Read the material below and tally how many lines hold the word "weil", giving the number and nothing else.

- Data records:
##############################

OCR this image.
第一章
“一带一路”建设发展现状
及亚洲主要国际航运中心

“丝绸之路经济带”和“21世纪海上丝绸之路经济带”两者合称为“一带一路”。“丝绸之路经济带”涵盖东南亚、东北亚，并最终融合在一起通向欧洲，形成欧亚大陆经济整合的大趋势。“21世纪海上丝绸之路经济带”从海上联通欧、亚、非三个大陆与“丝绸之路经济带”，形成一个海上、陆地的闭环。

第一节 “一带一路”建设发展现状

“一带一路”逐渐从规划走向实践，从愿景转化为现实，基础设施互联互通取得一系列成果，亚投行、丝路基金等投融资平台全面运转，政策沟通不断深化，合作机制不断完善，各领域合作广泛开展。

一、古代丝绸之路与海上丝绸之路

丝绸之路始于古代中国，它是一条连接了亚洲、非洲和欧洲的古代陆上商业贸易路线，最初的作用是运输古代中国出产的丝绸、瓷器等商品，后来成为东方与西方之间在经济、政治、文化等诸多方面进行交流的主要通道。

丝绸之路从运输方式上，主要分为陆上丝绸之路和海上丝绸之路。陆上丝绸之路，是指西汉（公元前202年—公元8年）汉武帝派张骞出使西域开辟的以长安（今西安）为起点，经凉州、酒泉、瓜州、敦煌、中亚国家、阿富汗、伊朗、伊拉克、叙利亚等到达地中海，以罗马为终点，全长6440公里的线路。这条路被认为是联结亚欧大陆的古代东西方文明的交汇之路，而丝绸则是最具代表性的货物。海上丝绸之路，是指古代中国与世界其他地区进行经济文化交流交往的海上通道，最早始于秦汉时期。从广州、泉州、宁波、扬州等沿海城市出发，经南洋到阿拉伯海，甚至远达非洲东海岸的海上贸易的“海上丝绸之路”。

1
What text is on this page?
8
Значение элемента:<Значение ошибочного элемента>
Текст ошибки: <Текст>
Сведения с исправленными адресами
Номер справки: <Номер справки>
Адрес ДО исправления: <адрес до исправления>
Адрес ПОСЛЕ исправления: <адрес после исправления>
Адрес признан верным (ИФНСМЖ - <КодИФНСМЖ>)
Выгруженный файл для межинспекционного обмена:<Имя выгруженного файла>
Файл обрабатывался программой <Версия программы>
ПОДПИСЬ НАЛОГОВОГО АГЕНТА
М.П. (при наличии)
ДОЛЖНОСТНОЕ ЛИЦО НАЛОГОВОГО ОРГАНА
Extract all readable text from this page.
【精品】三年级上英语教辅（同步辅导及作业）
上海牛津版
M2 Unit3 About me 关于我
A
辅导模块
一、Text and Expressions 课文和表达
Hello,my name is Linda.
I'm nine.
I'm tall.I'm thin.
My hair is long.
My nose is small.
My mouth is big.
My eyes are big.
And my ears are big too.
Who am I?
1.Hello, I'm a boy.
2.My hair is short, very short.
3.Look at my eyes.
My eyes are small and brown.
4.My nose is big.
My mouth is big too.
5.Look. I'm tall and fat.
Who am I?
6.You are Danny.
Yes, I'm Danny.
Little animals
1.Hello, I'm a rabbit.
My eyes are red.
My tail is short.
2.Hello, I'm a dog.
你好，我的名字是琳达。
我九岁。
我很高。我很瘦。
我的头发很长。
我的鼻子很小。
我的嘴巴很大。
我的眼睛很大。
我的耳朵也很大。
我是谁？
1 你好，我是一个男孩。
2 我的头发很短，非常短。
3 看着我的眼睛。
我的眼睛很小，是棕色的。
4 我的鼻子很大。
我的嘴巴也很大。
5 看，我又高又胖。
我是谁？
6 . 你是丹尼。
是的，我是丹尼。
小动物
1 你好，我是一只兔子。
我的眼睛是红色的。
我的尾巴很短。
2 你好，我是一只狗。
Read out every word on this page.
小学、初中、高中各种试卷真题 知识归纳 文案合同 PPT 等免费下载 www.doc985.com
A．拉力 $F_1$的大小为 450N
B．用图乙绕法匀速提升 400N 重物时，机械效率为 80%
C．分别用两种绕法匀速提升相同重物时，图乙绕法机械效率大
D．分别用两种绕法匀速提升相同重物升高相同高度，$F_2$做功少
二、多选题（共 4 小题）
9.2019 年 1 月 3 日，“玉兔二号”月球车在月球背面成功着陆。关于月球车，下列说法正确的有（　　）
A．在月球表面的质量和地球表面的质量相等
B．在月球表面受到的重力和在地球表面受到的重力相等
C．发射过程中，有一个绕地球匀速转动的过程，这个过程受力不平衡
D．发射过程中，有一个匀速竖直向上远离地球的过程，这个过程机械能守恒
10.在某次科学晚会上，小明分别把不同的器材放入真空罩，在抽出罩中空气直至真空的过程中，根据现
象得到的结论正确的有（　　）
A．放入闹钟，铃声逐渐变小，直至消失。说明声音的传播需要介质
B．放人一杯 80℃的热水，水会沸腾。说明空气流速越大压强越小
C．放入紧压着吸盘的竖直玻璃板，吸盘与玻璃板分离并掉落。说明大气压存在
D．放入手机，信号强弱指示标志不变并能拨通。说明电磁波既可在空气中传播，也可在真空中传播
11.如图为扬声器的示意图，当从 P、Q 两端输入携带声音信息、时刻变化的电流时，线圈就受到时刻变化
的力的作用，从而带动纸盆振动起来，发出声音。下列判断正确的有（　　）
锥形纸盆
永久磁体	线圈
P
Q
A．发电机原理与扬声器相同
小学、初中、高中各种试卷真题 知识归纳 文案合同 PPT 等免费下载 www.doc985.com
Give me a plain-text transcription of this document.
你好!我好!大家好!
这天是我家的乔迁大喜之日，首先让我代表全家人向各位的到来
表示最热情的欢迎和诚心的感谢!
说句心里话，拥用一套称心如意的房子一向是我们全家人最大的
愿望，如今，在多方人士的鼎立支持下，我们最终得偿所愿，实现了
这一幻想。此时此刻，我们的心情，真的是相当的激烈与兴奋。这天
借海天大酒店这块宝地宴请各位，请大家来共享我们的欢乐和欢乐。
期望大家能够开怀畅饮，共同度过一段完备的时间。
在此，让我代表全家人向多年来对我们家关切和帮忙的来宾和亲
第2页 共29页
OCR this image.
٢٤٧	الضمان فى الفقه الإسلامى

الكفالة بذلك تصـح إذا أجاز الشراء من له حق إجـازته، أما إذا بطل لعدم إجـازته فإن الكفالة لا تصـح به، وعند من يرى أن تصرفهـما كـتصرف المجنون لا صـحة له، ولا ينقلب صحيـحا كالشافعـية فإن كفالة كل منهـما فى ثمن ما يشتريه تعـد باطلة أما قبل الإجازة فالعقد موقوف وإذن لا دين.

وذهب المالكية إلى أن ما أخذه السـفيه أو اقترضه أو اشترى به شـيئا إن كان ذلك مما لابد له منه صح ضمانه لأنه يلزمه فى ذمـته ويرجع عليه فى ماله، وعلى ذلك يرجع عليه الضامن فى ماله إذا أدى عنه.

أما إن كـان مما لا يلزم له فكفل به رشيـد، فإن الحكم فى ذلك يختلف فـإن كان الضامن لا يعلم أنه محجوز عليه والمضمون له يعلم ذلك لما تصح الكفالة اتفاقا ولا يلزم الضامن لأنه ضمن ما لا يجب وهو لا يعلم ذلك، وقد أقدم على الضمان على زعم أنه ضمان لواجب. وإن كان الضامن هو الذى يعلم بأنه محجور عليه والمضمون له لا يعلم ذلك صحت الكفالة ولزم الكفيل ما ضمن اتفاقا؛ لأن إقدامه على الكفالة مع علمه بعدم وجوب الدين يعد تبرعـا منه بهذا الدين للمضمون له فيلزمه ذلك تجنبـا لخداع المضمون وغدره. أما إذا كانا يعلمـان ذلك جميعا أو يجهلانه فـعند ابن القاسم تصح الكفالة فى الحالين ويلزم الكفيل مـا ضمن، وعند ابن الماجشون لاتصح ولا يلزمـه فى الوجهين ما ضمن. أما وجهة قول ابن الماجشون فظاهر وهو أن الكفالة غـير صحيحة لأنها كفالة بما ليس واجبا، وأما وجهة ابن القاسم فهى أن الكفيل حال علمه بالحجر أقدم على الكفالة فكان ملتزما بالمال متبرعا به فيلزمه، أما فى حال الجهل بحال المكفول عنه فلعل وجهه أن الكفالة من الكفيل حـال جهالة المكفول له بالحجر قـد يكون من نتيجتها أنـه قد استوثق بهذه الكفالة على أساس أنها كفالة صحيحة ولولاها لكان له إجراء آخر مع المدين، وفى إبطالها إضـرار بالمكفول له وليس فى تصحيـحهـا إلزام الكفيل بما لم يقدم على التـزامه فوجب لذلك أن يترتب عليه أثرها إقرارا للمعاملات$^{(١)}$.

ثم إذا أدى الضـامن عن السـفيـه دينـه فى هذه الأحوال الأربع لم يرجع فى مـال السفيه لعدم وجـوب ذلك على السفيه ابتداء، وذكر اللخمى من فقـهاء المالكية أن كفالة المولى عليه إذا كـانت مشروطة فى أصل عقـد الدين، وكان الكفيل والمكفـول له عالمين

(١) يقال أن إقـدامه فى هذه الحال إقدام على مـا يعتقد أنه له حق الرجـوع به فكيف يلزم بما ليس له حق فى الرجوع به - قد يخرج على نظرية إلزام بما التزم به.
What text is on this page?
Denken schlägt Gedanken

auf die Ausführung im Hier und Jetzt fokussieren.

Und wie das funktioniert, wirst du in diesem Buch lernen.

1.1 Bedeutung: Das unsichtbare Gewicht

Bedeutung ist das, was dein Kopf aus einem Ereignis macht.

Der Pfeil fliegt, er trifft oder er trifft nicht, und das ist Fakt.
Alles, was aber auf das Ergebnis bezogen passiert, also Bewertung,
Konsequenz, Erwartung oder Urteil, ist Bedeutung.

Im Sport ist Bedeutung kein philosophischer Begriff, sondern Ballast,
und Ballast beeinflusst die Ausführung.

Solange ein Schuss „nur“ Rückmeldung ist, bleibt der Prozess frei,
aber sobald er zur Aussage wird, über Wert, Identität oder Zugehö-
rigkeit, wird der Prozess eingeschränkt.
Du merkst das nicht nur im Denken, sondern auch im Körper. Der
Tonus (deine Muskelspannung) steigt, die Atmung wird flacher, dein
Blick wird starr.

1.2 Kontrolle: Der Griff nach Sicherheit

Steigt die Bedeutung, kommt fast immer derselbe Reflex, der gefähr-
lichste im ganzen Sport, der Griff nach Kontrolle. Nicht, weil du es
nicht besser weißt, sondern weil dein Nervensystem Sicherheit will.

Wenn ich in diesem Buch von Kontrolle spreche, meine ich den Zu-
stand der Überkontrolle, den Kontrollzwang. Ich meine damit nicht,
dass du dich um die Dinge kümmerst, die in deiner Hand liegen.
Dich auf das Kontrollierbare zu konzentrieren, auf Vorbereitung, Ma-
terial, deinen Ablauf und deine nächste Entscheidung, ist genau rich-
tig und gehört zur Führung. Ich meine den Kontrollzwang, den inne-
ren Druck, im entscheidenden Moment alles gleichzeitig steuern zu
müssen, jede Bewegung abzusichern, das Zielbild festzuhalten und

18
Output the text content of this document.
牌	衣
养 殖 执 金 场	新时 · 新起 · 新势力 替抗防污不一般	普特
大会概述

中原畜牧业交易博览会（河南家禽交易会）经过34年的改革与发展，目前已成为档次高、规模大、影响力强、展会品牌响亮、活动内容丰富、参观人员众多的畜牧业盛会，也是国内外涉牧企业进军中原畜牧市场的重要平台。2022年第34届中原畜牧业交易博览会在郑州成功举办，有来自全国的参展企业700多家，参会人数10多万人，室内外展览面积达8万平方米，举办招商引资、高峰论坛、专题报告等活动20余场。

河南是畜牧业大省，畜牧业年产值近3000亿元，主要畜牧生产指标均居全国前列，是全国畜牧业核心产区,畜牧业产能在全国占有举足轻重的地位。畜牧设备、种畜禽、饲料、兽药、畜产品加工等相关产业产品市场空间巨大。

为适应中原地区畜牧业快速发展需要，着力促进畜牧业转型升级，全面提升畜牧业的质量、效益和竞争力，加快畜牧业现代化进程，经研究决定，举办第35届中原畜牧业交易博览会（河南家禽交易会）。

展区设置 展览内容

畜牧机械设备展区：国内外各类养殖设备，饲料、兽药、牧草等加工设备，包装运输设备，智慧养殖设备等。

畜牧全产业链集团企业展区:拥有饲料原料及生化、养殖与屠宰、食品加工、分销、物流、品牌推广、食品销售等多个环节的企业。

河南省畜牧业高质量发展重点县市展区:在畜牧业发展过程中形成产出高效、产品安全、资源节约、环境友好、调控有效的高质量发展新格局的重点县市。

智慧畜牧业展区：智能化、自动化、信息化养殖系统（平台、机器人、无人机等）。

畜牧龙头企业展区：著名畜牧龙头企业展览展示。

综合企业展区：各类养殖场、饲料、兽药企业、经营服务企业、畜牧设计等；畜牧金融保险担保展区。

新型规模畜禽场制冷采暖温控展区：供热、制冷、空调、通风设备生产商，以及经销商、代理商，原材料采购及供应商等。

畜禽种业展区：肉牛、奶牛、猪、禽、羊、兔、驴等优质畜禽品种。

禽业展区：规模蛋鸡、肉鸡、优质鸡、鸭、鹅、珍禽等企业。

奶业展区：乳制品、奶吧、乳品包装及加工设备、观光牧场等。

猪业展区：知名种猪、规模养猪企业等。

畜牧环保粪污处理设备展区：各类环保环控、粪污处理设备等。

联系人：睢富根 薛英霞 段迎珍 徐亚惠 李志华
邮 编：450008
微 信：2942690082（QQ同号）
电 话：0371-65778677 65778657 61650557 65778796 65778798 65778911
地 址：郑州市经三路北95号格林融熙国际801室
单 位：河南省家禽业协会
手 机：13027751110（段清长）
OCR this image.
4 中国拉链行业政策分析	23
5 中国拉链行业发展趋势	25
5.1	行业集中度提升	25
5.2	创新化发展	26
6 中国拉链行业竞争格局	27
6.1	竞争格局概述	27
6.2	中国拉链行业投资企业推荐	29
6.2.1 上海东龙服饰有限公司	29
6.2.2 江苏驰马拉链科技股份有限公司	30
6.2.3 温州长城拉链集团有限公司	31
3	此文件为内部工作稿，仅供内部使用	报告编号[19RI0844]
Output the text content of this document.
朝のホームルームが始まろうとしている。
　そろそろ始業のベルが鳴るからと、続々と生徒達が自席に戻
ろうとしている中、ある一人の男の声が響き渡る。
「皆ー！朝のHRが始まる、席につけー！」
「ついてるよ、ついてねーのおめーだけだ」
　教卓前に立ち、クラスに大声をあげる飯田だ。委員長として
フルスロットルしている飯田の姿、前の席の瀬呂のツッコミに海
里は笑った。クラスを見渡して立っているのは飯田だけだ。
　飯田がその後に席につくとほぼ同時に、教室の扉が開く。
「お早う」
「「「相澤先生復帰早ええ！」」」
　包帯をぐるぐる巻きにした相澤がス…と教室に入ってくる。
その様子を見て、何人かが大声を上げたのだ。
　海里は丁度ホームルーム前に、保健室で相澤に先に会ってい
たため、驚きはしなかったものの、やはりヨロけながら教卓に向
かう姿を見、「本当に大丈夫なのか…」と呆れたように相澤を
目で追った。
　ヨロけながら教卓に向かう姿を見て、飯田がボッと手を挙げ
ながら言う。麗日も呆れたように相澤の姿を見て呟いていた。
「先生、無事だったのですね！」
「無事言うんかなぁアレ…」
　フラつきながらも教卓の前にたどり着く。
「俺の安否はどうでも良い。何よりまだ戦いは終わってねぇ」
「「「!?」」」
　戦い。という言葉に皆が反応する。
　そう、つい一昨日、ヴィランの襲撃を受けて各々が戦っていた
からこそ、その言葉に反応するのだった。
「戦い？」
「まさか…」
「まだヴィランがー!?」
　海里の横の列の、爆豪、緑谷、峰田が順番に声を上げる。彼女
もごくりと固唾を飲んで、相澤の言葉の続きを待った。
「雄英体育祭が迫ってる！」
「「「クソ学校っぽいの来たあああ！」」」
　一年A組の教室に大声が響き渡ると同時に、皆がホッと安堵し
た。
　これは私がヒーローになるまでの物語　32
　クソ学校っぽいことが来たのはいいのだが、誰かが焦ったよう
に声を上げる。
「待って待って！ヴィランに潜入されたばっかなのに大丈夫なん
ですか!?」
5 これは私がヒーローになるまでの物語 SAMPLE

##############################

- ANSWER FOR THIS EXERCISE: 2